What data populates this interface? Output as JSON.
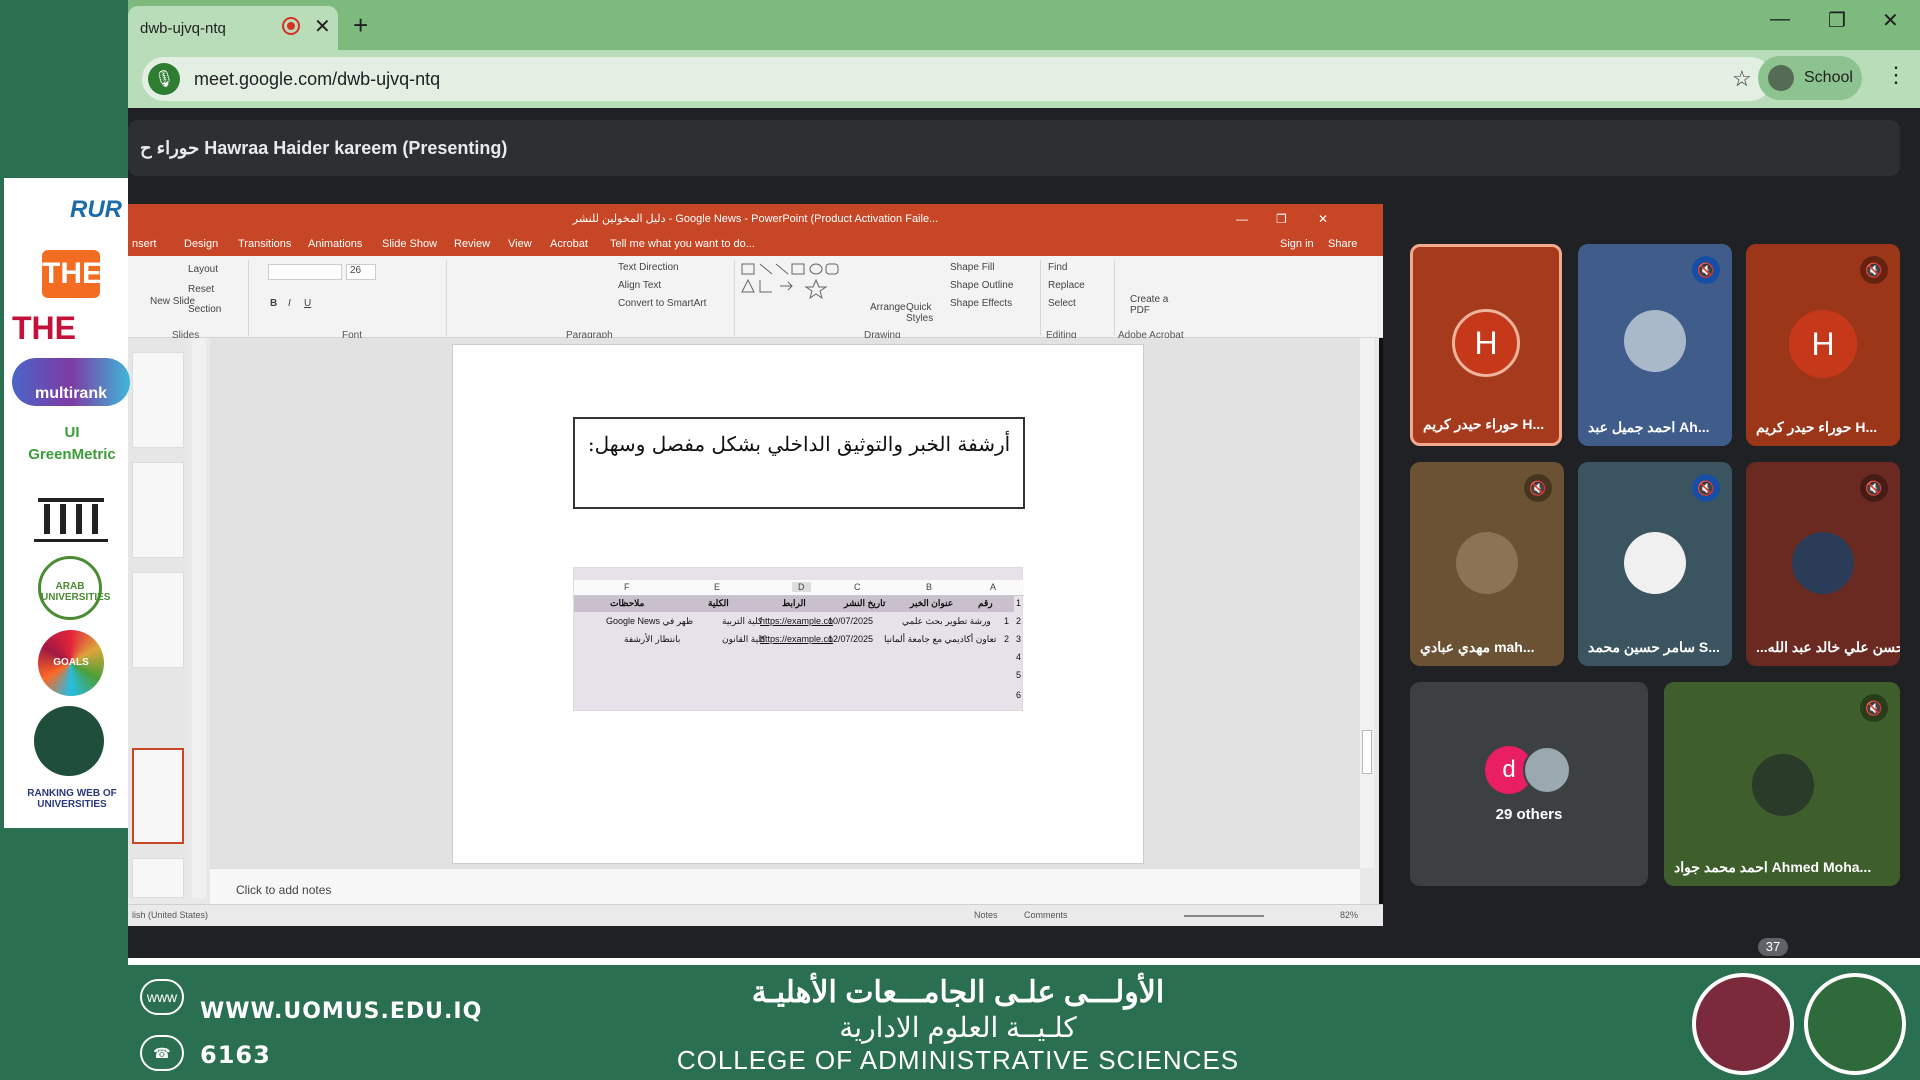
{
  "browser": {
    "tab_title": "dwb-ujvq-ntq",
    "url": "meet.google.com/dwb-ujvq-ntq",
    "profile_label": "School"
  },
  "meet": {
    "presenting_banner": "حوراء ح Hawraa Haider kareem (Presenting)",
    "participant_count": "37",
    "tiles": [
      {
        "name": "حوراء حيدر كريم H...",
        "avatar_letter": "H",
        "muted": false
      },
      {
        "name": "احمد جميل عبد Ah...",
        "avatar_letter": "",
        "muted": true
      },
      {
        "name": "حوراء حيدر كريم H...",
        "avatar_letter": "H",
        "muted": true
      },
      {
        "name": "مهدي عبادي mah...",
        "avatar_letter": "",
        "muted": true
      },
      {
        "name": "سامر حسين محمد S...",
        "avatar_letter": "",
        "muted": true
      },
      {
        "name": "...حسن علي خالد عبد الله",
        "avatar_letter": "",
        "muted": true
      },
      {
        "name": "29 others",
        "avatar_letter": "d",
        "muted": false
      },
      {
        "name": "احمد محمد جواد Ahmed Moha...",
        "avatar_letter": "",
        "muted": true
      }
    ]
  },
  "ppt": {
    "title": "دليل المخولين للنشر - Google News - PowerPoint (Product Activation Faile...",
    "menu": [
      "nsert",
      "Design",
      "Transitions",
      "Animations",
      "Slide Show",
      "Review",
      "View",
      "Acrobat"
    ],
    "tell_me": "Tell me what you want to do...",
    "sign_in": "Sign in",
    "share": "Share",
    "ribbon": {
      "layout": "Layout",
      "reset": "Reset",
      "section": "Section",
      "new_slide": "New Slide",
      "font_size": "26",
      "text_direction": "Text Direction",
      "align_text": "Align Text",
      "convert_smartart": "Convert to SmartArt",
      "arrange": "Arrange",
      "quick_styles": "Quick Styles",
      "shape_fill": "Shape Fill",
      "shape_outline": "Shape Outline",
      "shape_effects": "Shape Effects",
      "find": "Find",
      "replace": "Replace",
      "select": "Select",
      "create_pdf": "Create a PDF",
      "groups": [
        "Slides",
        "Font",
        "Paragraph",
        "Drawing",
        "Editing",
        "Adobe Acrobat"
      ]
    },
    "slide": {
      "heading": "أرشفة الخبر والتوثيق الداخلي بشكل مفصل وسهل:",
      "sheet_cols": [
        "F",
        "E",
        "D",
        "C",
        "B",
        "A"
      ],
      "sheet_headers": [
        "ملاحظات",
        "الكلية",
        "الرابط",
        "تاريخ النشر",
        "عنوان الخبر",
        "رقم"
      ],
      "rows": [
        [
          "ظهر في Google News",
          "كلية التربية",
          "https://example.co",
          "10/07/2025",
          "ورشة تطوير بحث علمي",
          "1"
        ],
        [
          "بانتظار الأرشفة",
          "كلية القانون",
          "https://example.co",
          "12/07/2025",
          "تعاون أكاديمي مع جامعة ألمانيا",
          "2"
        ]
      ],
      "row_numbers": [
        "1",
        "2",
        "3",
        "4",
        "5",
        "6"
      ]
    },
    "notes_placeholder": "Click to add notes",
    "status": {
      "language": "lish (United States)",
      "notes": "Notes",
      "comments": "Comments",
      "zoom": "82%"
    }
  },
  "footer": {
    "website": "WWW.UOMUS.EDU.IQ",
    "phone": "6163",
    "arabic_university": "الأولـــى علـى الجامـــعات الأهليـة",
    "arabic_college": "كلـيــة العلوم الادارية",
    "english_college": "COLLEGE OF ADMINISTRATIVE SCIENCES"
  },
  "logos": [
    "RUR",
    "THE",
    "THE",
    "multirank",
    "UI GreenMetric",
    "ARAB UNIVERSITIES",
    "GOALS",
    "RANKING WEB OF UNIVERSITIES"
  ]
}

------------------------

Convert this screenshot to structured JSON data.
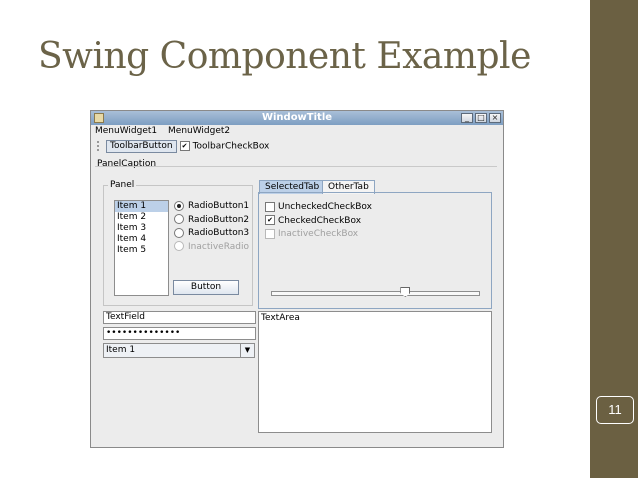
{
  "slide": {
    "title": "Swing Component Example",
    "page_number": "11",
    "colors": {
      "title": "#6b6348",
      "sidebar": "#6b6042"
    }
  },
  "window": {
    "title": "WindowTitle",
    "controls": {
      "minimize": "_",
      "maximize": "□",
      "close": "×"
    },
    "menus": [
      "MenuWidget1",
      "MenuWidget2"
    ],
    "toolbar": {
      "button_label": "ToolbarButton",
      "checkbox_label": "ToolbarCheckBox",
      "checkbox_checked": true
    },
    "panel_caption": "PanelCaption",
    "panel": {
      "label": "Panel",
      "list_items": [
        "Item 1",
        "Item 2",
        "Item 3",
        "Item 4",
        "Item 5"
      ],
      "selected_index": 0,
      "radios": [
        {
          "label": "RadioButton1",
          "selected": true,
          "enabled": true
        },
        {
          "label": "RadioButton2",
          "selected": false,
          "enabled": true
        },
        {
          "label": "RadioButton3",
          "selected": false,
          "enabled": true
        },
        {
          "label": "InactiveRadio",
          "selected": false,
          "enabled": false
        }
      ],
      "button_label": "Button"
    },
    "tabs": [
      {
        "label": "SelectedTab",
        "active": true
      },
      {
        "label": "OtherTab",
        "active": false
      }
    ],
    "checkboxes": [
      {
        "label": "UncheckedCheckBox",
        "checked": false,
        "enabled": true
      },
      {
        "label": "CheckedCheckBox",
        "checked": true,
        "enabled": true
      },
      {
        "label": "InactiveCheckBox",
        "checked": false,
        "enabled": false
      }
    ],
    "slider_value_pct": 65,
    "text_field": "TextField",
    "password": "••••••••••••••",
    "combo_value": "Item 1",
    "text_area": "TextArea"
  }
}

------------------------

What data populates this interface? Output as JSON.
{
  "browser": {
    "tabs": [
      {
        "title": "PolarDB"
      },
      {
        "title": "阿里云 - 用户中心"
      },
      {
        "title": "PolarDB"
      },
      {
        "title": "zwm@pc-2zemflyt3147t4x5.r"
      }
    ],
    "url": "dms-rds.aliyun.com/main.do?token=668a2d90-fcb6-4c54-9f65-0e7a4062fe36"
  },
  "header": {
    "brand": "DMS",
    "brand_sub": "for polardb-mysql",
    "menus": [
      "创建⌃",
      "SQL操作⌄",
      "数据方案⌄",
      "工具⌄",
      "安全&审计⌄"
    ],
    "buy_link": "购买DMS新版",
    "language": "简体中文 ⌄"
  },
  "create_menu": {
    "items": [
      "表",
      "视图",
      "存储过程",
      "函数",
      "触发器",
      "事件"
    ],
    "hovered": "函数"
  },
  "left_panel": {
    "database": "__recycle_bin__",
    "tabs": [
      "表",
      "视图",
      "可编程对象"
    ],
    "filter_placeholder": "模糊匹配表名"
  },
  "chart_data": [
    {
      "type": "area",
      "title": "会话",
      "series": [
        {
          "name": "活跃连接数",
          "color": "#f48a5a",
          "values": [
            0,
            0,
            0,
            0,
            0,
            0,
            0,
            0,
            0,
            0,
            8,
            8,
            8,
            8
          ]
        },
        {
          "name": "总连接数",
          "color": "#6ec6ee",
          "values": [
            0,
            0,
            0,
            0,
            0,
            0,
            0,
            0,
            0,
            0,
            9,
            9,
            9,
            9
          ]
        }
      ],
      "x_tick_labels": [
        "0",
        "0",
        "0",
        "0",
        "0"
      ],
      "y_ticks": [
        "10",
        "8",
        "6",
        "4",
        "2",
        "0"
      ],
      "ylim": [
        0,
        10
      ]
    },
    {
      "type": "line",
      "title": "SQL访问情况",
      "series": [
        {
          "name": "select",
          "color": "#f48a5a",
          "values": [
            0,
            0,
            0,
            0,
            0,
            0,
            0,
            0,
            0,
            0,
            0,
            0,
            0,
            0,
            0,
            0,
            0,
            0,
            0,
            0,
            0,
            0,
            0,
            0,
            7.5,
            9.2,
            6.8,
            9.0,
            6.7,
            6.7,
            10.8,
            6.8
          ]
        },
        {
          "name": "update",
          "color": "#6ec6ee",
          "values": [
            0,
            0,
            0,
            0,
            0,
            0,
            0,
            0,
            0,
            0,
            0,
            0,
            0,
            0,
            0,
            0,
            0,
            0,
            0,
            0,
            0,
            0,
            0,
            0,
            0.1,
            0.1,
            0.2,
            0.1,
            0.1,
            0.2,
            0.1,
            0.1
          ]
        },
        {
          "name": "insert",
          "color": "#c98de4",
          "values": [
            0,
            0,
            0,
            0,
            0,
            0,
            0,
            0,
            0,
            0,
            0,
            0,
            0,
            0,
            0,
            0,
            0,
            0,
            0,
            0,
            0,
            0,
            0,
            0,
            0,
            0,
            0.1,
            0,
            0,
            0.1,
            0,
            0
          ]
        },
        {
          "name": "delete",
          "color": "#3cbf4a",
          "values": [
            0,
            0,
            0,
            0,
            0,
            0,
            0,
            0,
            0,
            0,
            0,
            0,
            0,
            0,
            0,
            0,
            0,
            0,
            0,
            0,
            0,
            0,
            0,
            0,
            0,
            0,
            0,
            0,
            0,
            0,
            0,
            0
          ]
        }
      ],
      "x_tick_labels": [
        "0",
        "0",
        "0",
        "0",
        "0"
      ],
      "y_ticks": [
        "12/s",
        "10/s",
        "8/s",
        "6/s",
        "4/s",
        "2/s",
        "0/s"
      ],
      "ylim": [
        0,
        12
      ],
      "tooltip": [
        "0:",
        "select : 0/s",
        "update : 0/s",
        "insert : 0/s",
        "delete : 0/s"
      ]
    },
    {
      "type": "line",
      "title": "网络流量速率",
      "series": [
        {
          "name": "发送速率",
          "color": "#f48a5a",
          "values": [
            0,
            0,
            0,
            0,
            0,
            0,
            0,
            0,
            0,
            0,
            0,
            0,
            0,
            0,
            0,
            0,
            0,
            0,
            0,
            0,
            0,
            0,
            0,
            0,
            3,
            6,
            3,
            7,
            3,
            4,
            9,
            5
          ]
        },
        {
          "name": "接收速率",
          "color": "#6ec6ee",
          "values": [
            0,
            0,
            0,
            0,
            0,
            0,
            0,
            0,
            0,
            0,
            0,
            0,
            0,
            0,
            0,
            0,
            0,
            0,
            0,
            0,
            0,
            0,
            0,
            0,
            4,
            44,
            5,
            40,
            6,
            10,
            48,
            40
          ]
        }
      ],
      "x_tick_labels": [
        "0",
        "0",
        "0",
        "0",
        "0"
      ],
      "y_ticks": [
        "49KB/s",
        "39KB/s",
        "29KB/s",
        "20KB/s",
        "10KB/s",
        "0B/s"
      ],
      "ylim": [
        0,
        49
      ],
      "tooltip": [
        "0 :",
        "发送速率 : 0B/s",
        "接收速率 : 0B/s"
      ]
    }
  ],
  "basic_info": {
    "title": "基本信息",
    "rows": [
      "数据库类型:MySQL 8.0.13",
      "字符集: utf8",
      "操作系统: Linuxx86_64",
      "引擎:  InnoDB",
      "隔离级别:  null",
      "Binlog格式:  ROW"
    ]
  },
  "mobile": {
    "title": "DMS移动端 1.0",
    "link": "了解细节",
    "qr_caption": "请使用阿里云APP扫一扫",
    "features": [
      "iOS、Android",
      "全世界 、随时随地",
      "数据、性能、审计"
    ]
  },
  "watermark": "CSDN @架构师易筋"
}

------------------------

* GIVEN PROBLEM: What is the number of lines in the records above that include the word "Shape"? Reply with that number and nothing more.

* THE OUTPUT: 3